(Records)

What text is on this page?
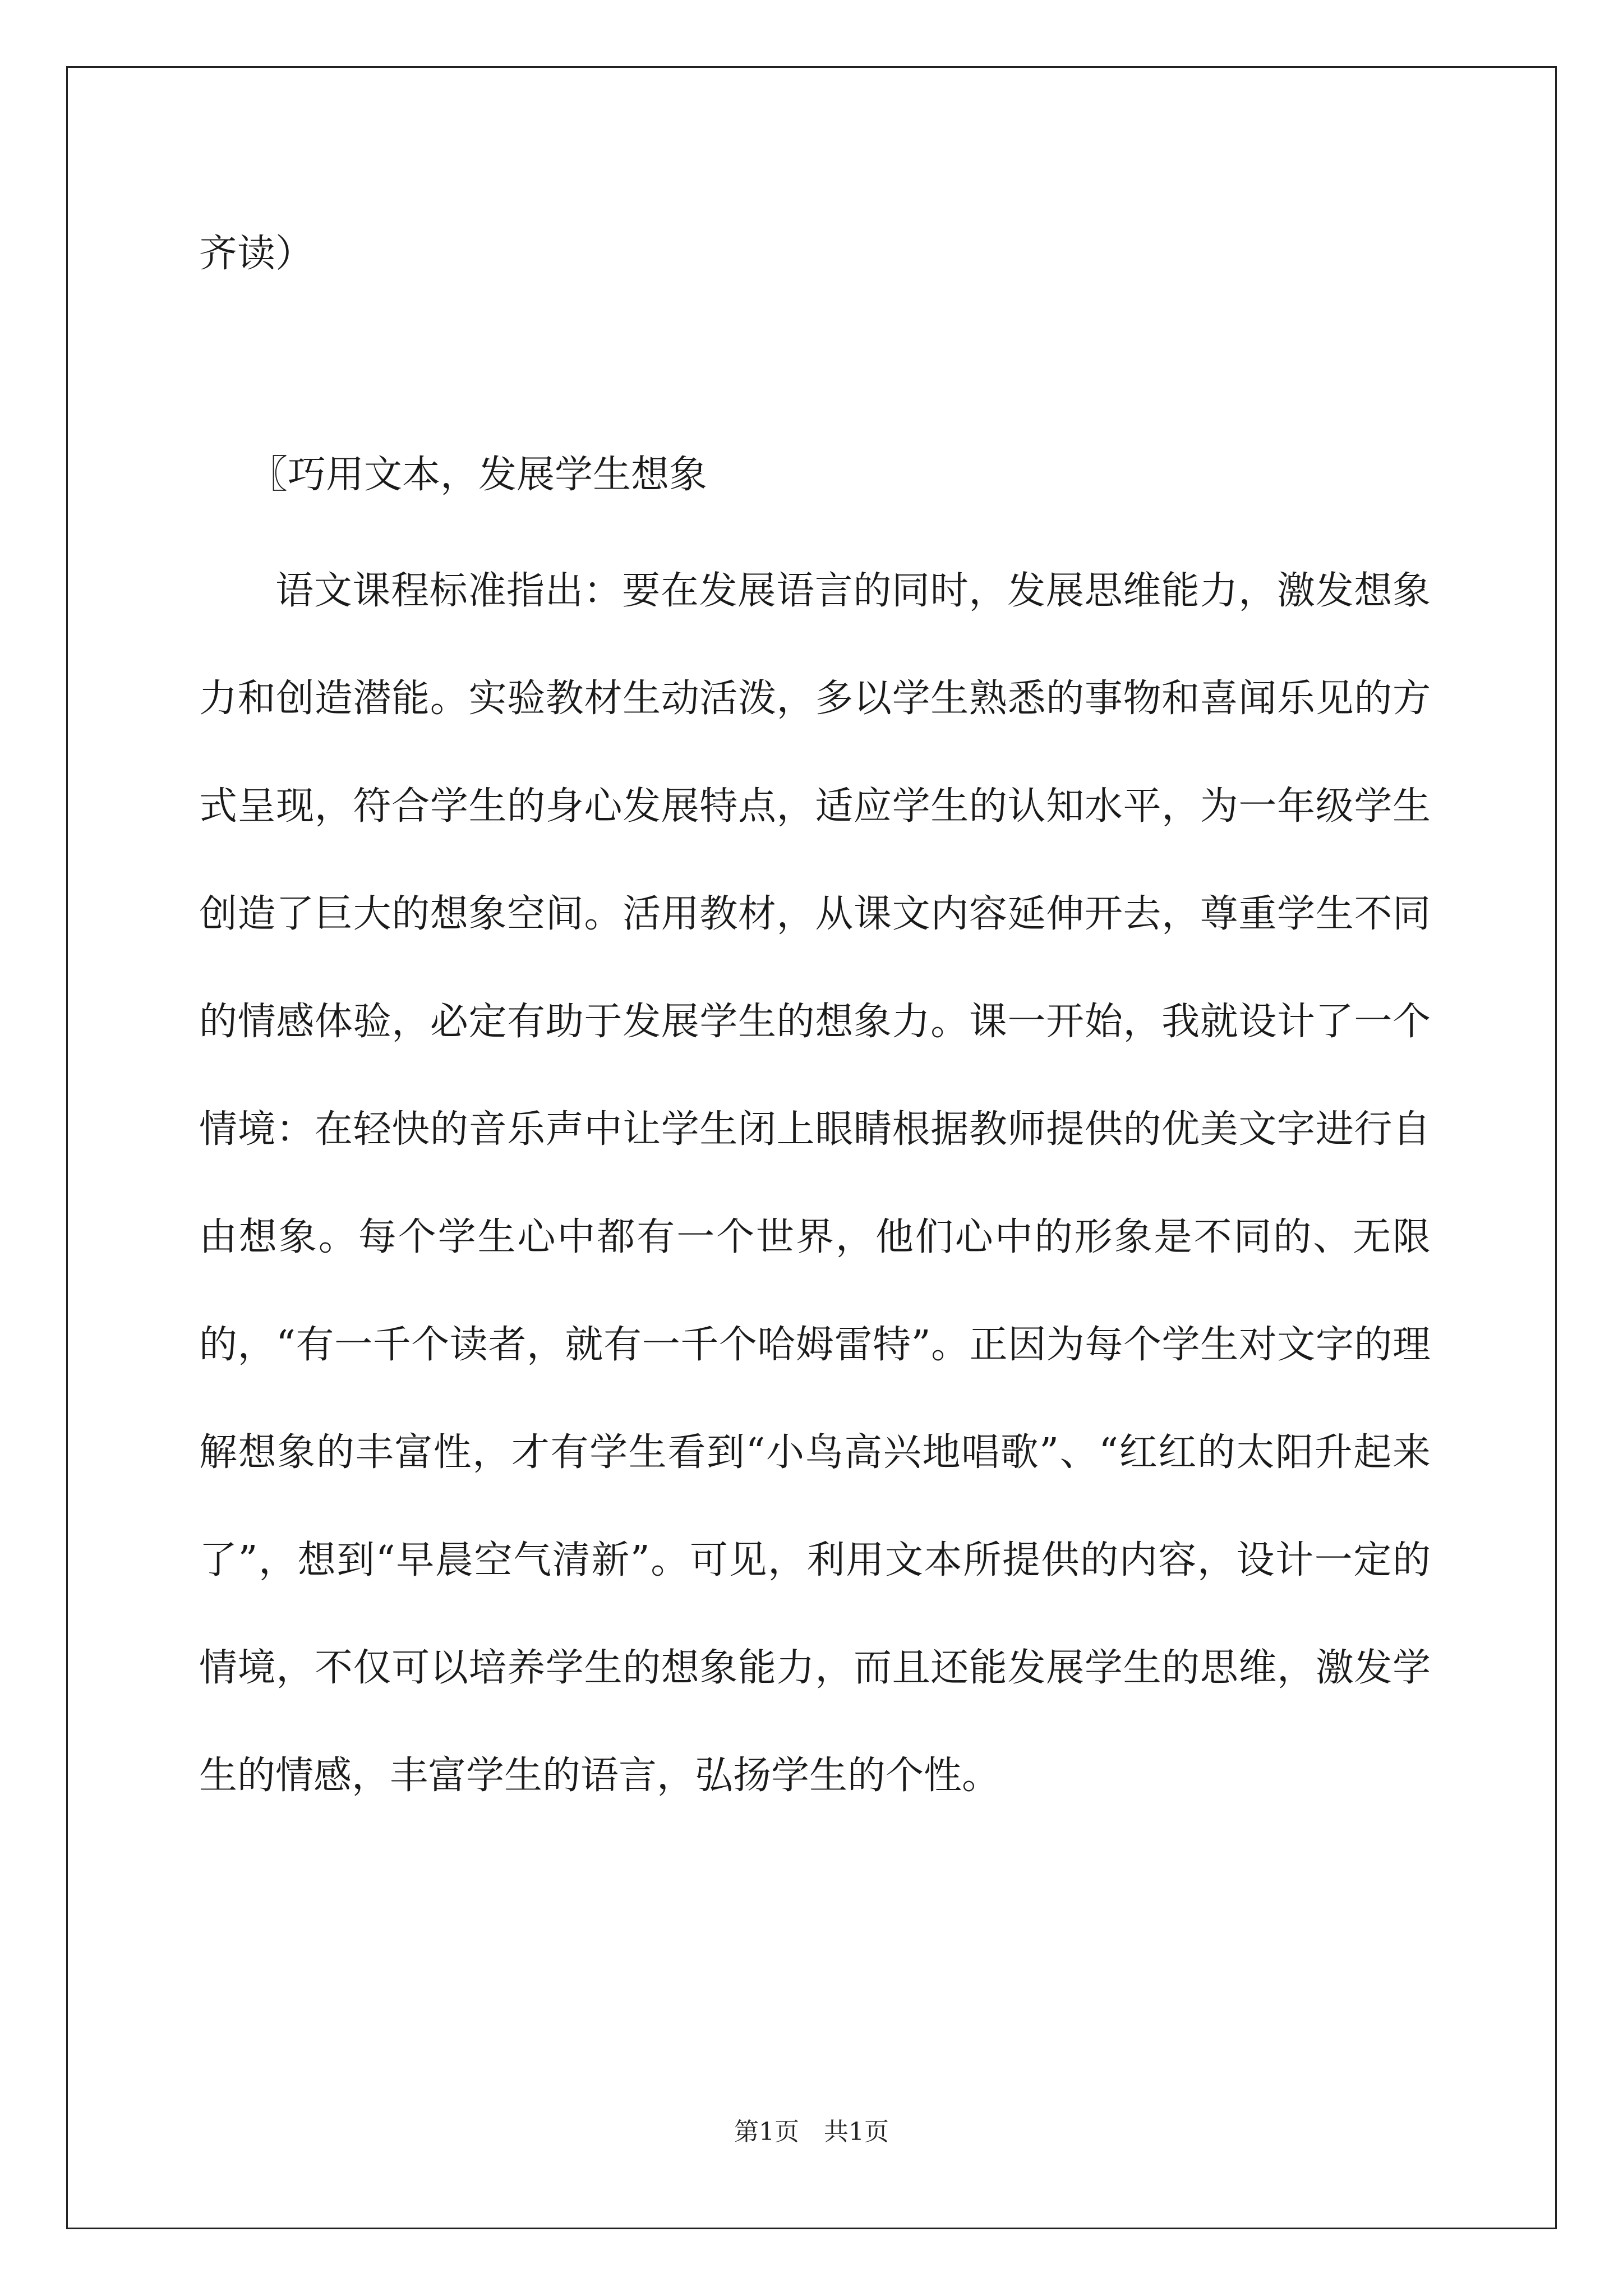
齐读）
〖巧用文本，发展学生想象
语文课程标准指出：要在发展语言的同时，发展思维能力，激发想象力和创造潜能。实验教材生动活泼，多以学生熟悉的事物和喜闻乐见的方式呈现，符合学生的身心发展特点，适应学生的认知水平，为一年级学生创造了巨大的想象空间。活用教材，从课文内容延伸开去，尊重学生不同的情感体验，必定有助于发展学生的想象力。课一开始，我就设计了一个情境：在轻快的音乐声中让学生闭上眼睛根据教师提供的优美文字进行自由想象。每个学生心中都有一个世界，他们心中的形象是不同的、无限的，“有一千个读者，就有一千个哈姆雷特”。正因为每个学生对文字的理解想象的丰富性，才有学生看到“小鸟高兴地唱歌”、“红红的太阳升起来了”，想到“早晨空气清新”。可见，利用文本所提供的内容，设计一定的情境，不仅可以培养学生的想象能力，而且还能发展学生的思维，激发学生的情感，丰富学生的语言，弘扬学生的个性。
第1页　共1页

...

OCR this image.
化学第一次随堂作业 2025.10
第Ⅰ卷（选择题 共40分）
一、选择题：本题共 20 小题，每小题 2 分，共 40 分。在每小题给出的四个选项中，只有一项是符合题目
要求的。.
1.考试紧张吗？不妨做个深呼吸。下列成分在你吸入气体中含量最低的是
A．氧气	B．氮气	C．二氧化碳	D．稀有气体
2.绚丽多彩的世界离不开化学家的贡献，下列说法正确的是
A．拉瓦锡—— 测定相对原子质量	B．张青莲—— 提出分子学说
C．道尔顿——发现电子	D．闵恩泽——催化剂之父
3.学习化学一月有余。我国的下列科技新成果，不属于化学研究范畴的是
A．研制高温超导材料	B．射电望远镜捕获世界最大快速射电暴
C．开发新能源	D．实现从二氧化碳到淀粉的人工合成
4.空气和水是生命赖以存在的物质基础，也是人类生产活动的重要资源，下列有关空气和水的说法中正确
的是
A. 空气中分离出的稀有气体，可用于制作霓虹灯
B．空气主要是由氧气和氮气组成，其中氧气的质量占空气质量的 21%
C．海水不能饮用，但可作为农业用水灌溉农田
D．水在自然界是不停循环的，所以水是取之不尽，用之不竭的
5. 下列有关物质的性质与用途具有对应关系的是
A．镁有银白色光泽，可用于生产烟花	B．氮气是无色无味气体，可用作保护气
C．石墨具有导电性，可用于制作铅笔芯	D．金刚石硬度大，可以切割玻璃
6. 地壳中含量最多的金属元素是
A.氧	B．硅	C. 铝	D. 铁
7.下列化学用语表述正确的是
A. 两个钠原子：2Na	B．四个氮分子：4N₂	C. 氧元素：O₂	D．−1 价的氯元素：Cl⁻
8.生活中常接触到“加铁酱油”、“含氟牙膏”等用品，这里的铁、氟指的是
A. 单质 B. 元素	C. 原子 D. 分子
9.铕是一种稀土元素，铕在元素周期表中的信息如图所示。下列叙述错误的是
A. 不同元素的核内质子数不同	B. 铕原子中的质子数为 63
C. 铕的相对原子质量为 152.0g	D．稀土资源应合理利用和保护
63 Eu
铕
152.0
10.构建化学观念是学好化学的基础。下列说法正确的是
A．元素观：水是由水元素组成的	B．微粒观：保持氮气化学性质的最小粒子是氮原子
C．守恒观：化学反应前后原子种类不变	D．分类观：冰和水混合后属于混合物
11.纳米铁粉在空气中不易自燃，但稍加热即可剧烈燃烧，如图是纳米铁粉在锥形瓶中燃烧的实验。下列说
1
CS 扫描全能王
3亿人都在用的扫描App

...

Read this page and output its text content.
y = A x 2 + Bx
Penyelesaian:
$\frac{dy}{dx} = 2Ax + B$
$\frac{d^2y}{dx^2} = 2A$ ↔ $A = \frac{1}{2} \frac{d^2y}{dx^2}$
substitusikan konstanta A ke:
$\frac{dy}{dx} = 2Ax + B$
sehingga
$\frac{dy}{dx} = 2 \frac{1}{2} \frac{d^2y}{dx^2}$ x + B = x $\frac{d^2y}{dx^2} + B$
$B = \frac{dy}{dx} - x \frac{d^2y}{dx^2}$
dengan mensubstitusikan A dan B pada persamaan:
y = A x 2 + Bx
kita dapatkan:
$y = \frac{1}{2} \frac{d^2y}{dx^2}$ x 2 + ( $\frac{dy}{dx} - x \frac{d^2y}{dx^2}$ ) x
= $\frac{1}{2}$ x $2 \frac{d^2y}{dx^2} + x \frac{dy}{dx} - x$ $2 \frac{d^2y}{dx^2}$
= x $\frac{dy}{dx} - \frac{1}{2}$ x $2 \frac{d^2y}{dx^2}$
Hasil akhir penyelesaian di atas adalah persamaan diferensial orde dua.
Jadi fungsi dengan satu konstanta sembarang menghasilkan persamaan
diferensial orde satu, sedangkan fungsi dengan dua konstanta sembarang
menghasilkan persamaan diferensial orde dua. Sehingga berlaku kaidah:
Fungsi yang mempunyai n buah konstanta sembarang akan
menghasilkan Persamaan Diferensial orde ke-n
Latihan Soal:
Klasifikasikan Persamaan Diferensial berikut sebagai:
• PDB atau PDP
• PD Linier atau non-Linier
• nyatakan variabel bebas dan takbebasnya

**Given task**:
Only lines that contain the word "page" are wanted; copy each of them.

**Task result**:
What text is on this page?
Read this page and output its text content.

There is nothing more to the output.